## START Available data

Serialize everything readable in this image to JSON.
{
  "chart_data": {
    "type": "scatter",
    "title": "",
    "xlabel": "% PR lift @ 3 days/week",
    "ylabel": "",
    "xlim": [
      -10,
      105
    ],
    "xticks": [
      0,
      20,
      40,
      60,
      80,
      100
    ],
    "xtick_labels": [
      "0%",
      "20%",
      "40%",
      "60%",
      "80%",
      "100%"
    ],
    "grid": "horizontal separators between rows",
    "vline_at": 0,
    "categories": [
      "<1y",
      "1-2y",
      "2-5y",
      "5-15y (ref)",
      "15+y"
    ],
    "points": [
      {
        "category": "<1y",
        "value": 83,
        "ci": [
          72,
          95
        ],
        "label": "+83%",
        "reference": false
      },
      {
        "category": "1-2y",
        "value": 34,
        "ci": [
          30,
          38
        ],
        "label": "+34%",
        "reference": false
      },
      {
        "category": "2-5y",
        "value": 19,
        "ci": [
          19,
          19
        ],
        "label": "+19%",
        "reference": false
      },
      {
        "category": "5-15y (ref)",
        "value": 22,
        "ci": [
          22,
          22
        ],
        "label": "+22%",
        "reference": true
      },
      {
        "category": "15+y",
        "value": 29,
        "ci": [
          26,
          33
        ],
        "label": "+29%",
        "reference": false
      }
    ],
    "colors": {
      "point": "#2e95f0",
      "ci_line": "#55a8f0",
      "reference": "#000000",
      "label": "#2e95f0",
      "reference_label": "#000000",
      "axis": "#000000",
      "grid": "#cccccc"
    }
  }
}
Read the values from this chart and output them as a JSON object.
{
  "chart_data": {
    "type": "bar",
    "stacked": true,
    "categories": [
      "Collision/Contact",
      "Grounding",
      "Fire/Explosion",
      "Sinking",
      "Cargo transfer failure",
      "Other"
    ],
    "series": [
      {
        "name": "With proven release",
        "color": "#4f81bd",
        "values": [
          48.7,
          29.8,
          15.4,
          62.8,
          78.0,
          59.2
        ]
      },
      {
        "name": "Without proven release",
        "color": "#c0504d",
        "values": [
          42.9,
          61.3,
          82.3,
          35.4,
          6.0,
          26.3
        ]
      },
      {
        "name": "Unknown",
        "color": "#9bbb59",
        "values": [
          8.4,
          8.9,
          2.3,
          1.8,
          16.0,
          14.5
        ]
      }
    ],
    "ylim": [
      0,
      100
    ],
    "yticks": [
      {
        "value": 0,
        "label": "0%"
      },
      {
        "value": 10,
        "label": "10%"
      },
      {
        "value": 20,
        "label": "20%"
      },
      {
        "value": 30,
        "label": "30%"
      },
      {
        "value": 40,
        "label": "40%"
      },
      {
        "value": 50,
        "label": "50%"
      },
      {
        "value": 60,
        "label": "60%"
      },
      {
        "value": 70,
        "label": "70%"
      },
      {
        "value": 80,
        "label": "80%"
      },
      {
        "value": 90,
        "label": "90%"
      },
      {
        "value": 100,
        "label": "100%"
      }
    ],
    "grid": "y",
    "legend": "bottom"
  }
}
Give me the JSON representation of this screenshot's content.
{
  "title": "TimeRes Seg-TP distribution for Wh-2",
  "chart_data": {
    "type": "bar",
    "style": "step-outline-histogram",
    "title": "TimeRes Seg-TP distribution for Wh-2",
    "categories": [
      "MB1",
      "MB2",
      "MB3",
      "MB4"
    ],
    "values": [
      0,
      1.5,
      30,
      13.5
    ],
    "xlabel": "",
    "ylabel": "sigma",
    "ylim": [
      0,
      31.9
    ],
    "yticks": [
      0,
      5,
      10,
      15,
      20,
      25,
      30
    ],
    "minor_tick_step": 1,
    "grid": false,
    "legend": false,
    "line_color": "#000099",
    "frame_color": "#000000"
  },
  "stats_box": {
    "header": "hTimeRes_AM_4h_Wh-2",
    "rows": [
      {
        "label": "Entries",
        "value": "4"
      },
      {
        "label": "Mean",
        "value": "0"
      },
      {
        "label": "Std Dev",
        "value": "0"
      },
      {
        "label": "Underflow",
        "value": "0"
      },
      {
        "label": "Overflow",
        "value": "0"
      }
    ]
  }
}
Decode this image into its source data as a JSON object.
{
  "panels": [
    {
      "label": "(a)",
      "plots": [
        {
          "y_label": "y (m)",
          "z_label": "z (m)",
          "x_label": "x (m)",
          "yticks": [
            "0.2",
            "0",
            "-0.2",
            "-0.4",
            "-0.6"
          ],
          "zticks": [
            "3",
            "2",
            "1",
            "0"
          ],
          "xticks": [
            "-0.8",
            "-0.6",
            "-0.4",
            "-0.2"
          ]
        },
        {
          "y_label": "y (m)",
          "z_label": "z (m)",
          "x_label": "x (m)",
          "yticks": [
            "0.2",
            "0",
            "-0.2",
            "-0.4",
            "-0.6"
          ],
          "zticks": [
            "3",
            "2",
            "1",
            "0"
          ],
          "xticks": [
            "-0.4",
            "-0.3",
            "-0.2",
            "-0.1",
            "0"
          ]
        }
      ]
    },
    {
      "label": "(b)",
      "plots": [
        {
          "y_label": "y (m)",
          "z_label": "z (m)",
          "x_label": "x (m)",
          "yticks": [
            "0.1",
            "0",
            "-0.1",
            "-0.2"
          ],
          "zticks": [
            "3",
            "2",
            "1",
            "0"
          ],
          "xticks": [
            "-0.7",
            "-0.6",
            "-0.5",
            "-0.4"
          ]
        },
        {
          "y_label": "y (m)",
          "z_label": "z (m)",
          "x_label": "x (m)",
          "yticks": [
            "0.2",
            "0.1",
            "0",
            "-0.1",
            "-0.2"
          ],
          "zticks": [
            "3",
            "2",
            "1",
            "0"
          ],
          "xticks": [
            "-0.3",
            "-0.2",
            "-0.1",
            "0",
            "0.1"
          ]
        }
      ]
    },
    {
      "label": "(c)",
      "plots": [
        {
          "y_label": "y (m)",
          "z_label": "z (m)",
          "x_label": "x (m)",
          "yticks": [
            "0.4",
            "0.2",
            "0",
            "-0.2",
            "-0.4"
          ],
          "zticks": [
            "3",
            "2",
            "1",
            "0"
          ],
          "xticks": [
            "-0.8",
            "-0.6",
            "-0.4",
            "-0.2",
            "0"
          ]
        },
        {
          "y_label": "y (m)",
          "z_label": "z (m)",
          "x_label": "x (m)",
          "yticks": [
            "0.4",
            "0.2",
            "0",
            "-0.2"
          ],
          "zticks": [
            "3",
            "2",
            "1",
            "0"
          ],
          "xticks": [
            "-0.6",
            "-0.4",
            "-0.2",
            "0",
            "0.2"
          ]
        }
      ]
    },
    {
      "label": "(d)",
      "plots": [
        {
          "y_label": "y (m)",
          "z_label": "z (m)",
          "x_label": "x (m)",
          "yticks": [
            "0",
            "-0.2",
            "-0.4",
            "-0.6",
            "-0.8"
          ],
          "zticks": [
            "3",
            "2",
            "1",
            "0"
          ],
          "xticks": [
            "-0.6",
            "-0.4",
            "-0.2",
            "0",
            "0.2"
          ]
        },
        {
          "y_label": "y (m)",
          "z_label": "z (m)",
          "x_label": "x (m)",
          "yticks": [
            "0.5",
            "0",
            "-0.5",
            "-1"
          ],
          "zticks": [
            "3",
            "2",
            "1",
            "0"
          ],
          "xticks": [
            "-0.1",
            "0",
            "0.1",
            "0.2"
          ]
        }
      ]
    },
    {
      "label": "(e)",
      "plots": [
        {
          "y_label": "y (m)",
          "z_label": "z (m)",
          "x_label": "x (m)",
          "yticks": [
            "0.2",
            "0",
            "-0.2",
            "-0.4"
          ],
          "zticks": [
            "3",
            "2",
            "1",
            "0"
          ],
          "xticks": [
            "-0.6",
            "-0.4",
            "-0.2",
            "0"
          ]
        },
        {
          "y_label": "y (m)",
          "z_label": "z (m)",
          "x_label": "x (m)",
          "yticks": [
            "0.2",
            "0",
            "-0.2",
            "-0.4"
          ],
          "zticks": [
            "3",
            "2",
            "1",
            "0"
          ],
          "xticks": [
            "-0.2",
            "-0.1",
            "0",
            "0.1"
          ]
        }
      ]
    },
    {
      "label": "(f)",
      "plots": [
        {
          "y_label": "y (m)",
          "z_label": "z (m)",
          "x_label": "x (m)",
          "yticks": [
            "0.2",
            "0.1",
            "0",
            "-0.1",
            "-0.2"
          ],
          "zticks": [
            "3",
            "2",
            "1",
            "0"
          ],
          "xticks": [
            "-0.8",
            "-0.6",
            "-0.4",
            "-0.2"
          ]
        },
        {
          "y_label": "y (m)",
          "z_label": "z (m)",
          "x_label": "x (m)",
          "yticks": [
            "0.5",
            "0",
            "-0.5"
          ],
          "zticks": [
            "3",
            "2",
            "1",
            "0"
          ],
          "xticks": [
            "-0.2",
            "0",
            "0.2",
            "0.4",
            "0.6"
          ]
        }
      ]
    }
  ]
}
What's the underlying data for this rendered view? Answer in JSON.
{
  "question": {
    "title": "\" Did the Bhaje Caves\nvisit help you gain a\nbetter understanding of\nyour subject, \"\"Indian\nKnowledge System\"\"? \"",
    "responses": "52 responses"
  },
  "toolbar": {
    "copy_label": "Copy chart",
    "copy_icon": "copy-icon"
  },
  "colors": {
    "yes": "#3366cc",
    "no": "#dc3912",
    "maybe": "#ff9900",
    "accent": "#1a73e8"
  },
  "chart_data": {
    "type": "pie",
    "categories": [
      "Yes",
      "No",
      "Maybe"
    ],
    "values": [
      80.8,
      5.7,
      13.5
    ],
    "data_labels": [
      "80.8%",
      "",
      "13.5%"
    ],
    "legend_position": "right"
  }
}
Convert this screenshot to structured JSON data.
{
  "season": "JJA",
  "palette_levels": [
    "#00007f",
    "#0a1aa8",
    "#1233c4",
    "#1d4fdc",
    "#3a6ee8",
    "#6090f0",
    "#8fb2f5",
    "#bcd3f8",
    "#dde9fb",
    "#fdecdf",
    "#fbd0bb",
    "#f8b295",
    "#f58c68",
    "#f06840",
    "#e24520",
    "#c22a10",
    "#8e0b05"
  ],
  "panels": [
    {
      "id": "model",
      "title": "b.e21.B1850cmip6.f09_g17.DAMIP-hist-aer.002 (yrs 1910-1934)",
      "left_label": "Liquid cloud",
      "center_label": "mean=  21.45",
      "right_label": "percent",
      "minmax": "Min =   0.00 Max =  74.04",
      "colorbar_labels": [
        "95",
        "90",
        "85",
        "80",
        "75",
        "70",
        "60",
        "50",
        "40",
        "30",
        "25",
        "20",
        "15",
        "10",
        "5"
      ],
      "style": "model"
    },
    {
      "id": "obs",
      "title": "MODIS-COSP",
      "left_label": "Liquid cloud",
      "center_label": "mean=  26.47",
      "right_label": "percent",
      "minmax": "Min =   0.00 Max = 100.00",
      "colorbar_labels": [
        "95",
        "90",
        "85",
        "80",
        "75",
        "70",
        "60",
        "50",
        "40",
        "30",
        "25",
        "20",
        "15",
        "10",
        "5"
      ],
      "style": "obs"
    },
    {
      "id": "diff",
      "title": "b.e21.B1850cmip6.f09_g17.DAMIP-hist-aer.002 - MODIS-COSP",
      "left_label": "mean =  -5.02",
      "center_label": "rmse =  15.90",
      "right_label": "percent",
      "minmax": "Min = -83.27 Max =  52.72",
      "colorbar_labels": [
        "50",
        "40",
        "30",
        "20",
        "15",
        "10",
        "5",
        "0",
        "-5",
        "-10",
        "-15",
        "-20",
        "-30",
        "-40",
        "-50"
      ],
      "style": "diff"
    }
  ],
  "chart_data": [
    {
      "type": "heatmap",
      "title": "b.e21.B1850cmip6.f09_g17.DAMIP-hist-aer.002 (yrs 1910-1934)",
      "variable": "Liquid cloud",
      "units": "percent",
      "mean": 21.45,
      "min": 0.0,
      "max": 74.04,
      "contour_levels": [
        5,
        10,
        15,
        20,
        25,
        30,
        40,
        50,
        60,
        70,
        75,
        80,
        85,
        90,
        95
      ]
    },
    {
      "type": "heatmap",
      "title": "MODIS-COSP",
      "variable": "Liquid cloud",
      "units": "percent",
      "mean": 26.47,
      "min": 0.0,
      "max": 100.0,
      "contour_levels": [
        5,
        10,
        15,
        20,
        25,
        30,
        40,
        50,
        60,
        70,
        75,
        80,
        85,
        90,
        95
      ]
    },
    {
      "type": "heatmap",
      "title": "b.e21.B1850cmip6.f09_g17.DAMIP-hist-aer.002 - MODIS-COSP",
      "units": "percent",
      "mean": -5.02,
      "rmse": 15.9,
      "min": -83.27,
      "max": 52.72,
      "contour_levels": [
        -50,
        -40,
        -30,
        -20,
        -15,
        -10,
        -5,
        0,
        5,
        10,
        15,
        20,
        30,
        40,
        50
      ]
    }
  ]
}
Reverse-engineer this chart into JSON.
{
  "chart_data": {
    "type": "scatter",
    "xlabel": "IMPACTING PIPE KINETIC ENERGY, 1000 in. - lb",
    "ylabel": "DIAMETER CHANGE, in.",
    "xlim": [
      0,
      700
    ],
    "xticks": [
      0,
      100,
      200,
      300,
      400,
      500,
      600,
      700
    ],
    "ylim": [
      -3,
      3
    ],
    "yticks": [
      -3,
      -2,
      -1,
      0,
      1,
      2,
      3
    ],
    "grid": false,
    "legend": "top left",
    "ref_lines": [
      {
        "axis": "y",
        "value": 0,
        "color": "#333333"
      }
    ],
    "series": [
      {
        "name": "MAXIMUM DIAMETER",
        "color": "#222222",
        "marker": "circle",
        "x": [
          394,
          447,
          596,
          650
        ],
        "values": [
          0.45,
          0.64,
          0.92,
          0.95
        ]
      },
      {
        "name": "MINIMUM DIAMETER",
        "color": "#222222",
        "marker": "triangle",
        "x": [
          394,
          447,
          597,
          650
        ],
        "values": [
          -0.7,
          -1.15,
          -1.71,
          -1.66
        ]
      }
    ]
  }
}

## END Available data

## What you should do
Only the number is wanted: how many lines in the preceding entries hold the string "into"?

## Reply
2